#### [The input]
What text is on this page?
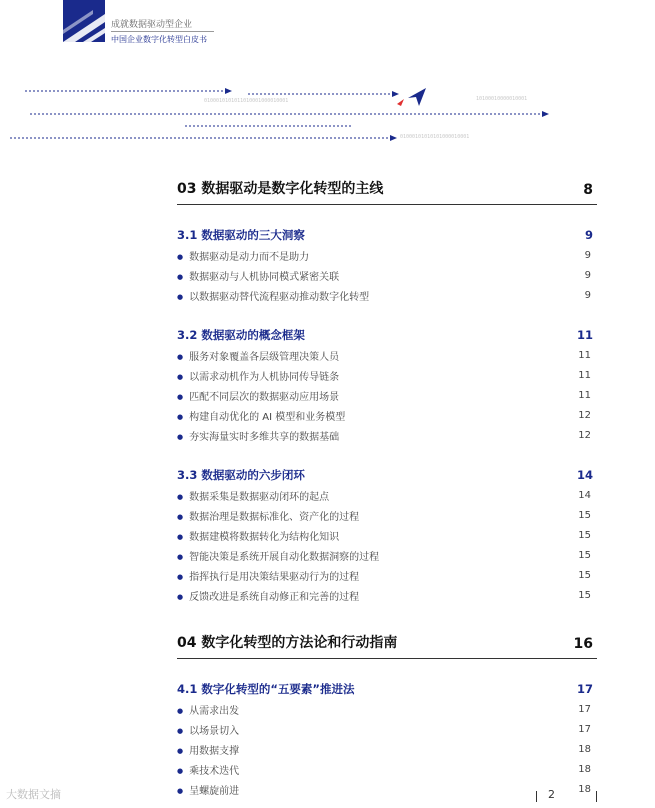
成就数据驱动型企业
中国企业数字化转型白皮书
0100010101011010001000010001	10100010000010001
01000101010101000010001
03 数据驱动是数字化转型的主线	8
3.1 数据驱动的三大洞察	9
● 数据驱动是动力而不是助力	9
● 数据驱动与人机协同模式紧密关联	9
● 以数据驱动替代流程驱动推动数字化转型	9
3.2 数据驱动的概念框架	11
● 服务对象覆盖各层级管理决策人员	11
● 以需求动机作为人机协同传导链条	11
● 匹配不同层次的数据驱动应用场景	11
● 构建自动优化的 AI 模型和业务模型	12
● 夯实海量实时多维共享的数据基础	12
3.3 数据驱动的六步闭环	14
● 数据采集是数据驱动闭环的起点	14
● 数据治理是数据标准化、资产化的过程	15
● 数据建模将数据转化为结构化知识	15
● 智能决策是系统开展自动化数据洞察的过程	15
● 指挥执行是用决策结果驱动行为的过程	15
● 反馈改进是系统自动修正和完善的过程	15
04 数字化转型的方法论和行动指南	16
4.1 数字化转型的“五要素”推进法	17
● 从需求出发	17
● 以场景切入	17
● 用数据支撑	18
● 乘技术迭代	18
● 呈螺旋前进	18
大数据文摘	2
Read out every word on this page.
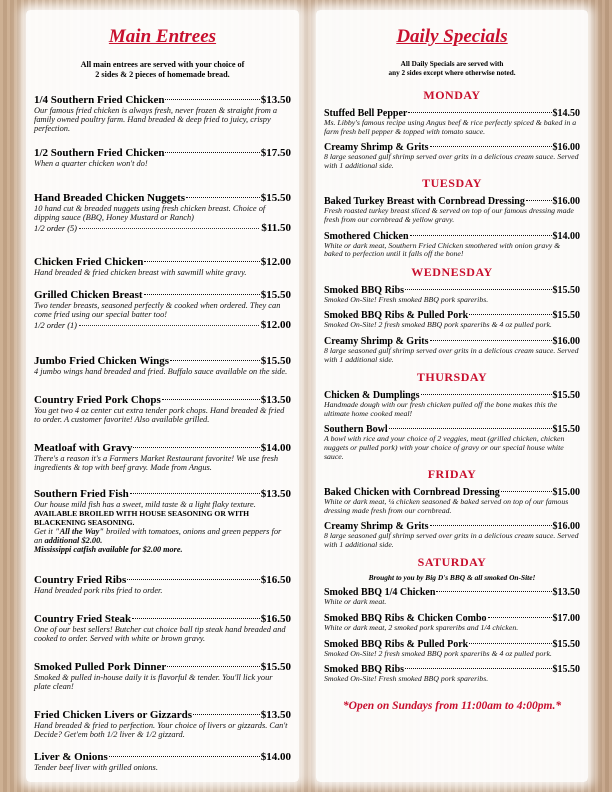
Main Entrees
All main entrees are served with your choice of
2 sides & 2 pieces of homemade bread.
1/4 Southern Fried Chicken	$13.50
Our famous fried chicken is always fresh, never frozen & straight from a family owned poultry farm. Hand breaded & deep fried to juicy, crispy perfection.
1/2 Southern Fried Chicken	$17.50
When a quarter chicken won't do!
Hand Breaded Chicken Nuggets	$15.50
10 hand cut & breaded nuggets using fresh chicken breast. Choice of dipping sauce (BBQ, Honey Mustard or Ranch)
1/2 order (5)	$11.50
Chicken Fried Chicken	$12.00
Hand breaded & fried chicken breast with sawmill white gravy.
Grilled Chicken Breast	$15.50
Two tender breasts, seasoned perfectly & cooked when ordered. They can come fried using our special batter too!
1/2 order (1)	$12.00
Jumbo Fried Chicken Wings	$15.50
4 jumbo wings hand breaded and fried. Buffalo sauce available on the side.
Country Fried Pork Chops	$13.50
You get two 4 oz center cut extra tender pork chops. Hand breaded & fried to order. A customer favorite! Also available grilled.
Meatloaf with Gravy	$14.00
There's a reason it's a Farmers Market Restaurant favorite! We use fresh ingredients & top with beef gravy. Made from Angus.
Southern Fried Fish	$13.50
Our house mild fish has a sweet, mild taste & a light flaky texture.
AVAILABLE BROILED WITH HOUSE SEASONING OR WITH BLACKENING SEASONING.
Get it "All the Way" broiled with tomatoes, onions and green peppers for an additional $2.00.
Mississippi catfish available for $2.00 more.
Country Fried Ribs	$16.50
Hand breaded pork ribs fried to order.
Country Fried Steak	$16.50
One of our best sellers! Butcher cut choice ball tip steak hand breaded and cooked to order. Served with white or brown gravy.
Smoked Pulled Pork Dinner	$15.50
Smoked & pulled in-house daily it is flavorful & tender. You'll lick your plate clean!
Fried Chicken Livers or Gizzards	$13.50
Hand breaded & fried to perfection. Your choice of livers or gizzards. Can't Decide? Get'em both 1/2 liver & 1/2 gizzard.
Liver & Onions	$14.00
Tender beef liver with grilled onions.
Daily Specials
All Daily Specials are served with
any 2 sides except where otherwise noted.
MONDAY
Stuffed Bell Pepper	$14.50
Ms. Libby's famous recipe using Angus beef & rice perfectly spiced & baked in a farm fresh bell pepper & topped with tomato sauce.
Creamy Shrimp & Grits	$16.00
8 large seasoned gulf shrimp served over grits in a delicious cream sauce. Served with 1 additional side.
TUESDAY
Baked Turkey Breast with Cornbread Dressing	$16.00
Fresh roasted turkey breast sliced & served on top of our famous dressing made fresh from our cornbread & yellow gravy.
Smothered Chicken	$14.00
White or dark meat, Southern Fried Chicken smothered with onion gravy & baked to perfection until it falls off the bone!
WEDNESDAY
Smoked BBQ Ribs	$15.50
Smoked On-Site! Fresh smoked BBQ pork spareribs.
Smoked BBQ Ribs & Pulled Pork	$15.50
Smoked On-Site! 2 fresh smoked BBQ pork spareribs & 4 oz pulled pork.
Creamy Shrimp & Grits	$16.00
8 large seasoned gulf shrimp served over grits in a delicious cream sauce. Served with 1 additional side.
THURSDAY
Chicken & Dumplings	$15.50
Handmade dough with our fresh chicken pulled off the bone makes this the ultimate home cooked meal!
Southern Bowl	$15.50
A bowl with rice and your choice of 2 veggies, meat (grilled chicken, chicken nuggets or pulled pork) with your choice of gravy or our special house white sauce.
FRIDAY
Baked Chicken with Cornbread Dressing	$15.00
White or dark meat, ¼ chicken seasoned & baked served on top of our famous dressing made fresh from our cornbread.
Creamy Shrimp & Grits	$16.00
8 large seasoned gulf shrimp served over grits in a delicious cream sauce. Served with 1 additional side.
SATURDAY
Brought to you by Big D's BBQ & all smoked On-Site!
Smoked BBQ 1/4 Chicken	$13.50
White or dark meat.
Smoked BBQ Ribs & Chicken Combo	$17.00
White or dark meat, 2 smoked pork spareribs and 1/4 chicken.
Smoked BBQ Ribs & Pulled Pork	$15.50
Smoked On-Site! 2 fresh smoked BBQ pork spareribs & 4 oz pulled pork.
Smoked BBQ Ribs	$15.50
Smoked On-Site! Fresh smoked BBQ pork spareribs.
*Open on Sundays from 11:00am to 4:00pm.*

#### [Exercise]
All of the data above should be transcribed verbatim, with pictures omitted.

#### [Task result]
What text is on this page?
成就数据驱动型企业
中国企业数字化转型白皮书
0100010101011010001000010001	10100010000010001
01000101010101000010001
03 数据驱动是数字化转型的主线	8
3.1 数据驱动的三大洞察	9
● 数据驱动是动力而不是助力	9
● 数据驱动与人机协同模式紧密关联	9
● 以数据驱动替代流程驱动推动数字化转型	9
3.2 数据驱动的概念框架	11
● 服务对象覆盖各层级管理决策人员	11
● 以需求动机作为人机协同传导链条	11
● 匹配不同层次的数据驱动应用场景	11
● 构建自动优化的 AI 模型和业务模型	12
● 夯实海量实时多维共享的数据基础	12
3.3 数据驱动的六步闭环	14
● 数据采集是数据驱动闭环的起点	14
● 数据治理是数据标准化、资产化的过程	15
● 数据建模将数据转化为结构化知识	15
● 智能决策是系统开展自动化数据洞察的过程	15
● 指挥执行是用决策结果驱动行为的过程	15
● 反馈改进是系统自动修正和完善的过程	15
04 数字化转型的方法论和行动指南	16
4.1 数字化转型的“五要素”推进法	17
● 从需求出发	17
● 以场景切入	17
● 用数据支撑	18
● 乘技术迭代	18
● 呈螺旋前进	18
大数据文摘	2
Read out every word on this page.
Main Entrees
All main entrees are served with your choice of
2 sides & 2 pieces of homemade bread.
1/4 Southern Fried Chicken	$13.50
Our famous fried chicken is always fresh, never frozen & straight from a family owned poultry farm. Hand breaded & deep fried to juicy, crispy perfection.
1/2 Southern Fried Chicken	$17.50
When a quarter chicken won't do!
Hand Breaded Chicken Nuggets	$15.50
10 hand cut & breaded nuggets using fresh chicken breast. Choice of dipping sauce (BBQ, Honey Mustard or Ranch)
1/2 order (5)	$11.50
Chicken Fried Chicken	$12.00
Hand breaded & fried chicken breast with sawmill white gravy.
Grilled Chicken Breast	$15.50
Two tender breasts, seasoned perfectly & cooked when ordered. They can come fried using our special batter too!
1/2 order (1)	$12.00
Jumbo Fried Chicken Wings	$15.50
4 jumbo wings hand breaded and fried. Buffalo sauce available on the side.
Country Fried Pork Chops	$13.50
You get two 4 oz center cut extra tender pork chops. Hand breaded & fried to order. A customer favorite! Also available grilled.
Meatloaf with Gravy	$14.00
There's a reason it's a Farmers Market Restaurant favorite! We use fresh ingredients & top with beef gravy. Made from Angus.
Southern Fried Fish	$13.50
Our house mild fish has a sweet, mild taste & a light flaky texture.
AVAILABLE BROILED WITH HOUSE SEASONING OR WITH BLACKENING SEASONING.
Get it "All the Way" broiled with tomatoes, onions and green peppers for an additional $2.00.
Mississippi catfish available for $2.00 more.
Country Fried Ribs	$16.50
Hand breaded pork ribs fried to order.
Country Fried Steak	$16.50
One of our best sellers! Butcher cut choice ball tip steak hand breaded and cooked to order. Served with white or brown gravy.
Smoked Pulled Pork Dinner	$15.50
Smoked & pulled in-house daily it is flavorful & tender. You'll lick your plate clean!
Fried Chicken Livers or Gizzards	$13.50
Hand breaded & fried to perfection. Your choice of livers or gizzards. Can't Decide? Get'em both 1/2 liver & 1/2 gizzard.
Liver & Onions	$14.00
Tender beef liver with grilled onions.
Daily Specials
All Daily Specials are served with
any 2 sides except where otherwise noted.
MONDAY
Stuffed Bell Pepper	$14.50
Ms. Libby's famous recipe using Angus beef & rice perfectly spiced & baked in a farm fresh bell pepper & topped with tomato sauce.
Creamy Shrimp & Grits	$16.00
8 large seasoned gulf shrimp served over grits in a delicious cream sauce. Served with 1 additional side.
TUESDAY
Baked Turkey Breast with Cornbread Dressing	$16.00
Fresh roasted turkey breast sliced & served on top of our famous dressing made fresh from our cornbread & yellow gravy.
Smothered Chicken	$14.00
White or dark meat, Southern Fried Chicken smothered with onion gravy & baked to perfection until it falls off the bone!
WEDNESDAY
Smoked BBQ Ribs	$15.50
Smoked On-Site! Fresh smoked BBQ pork spareribs.
Smoked BBQ Ribs & Pulled Pork	$15.50
Smoked On-Site! 2 fresh smoked BBQ pork spareribs & 4 oz pulled pork.
Creamy Shrimp & Grits	$16.00
8 large seasoned gulf shrimp served over grits in a delicious cream sauce. Served with 1 additional side.
THURSDAY
Chicken & Dumplings	$15.50
Handmade dough with our fresh chicken pulled off the bone makes this the ultimate home cooked meal!
Southern Bowl	$15.50
A bowl with rice and your choice of 2 veggies, meat (grilled chicken, chicken nuggets or pulled pork) with your choice of gravy or our special house white sauce.
FRIDAY
Baked Chicken with Cornbread Dressing	$15.00
White or dark meat, ¼ chicken seasoned & baked served on top of our famous dressing made fresh from our cornbread.
Creamy Shrimp & Grits	$16.00
8 large seasoned gulf shrimp served over grits in a delicious cream sauce. Served with 1 additional side.
SATURDAY
Brought to you by Big D's BBQ & all smoked On-Site!
Smoked BBQ 1/4 Chicken	$13.50
White or dark meat.
Smoked BBQ Ribs & Chicken Combo	$17.00
White or dark meat, 2 smoked pork spareribs and 1/4 chicken.
Smoked BBQ Ribs & Pulled Pork	$15.50
Smoked On-Site! 2 fresh smoked BBQ pork spareribs & 4 oz pulled pork.
Smoked BBQ Ribs	$15.50
Smoked On-Site! Fresh smoked BBQ pork spareribs.
*Open on Sundays from 11:00am to 4:00pm.*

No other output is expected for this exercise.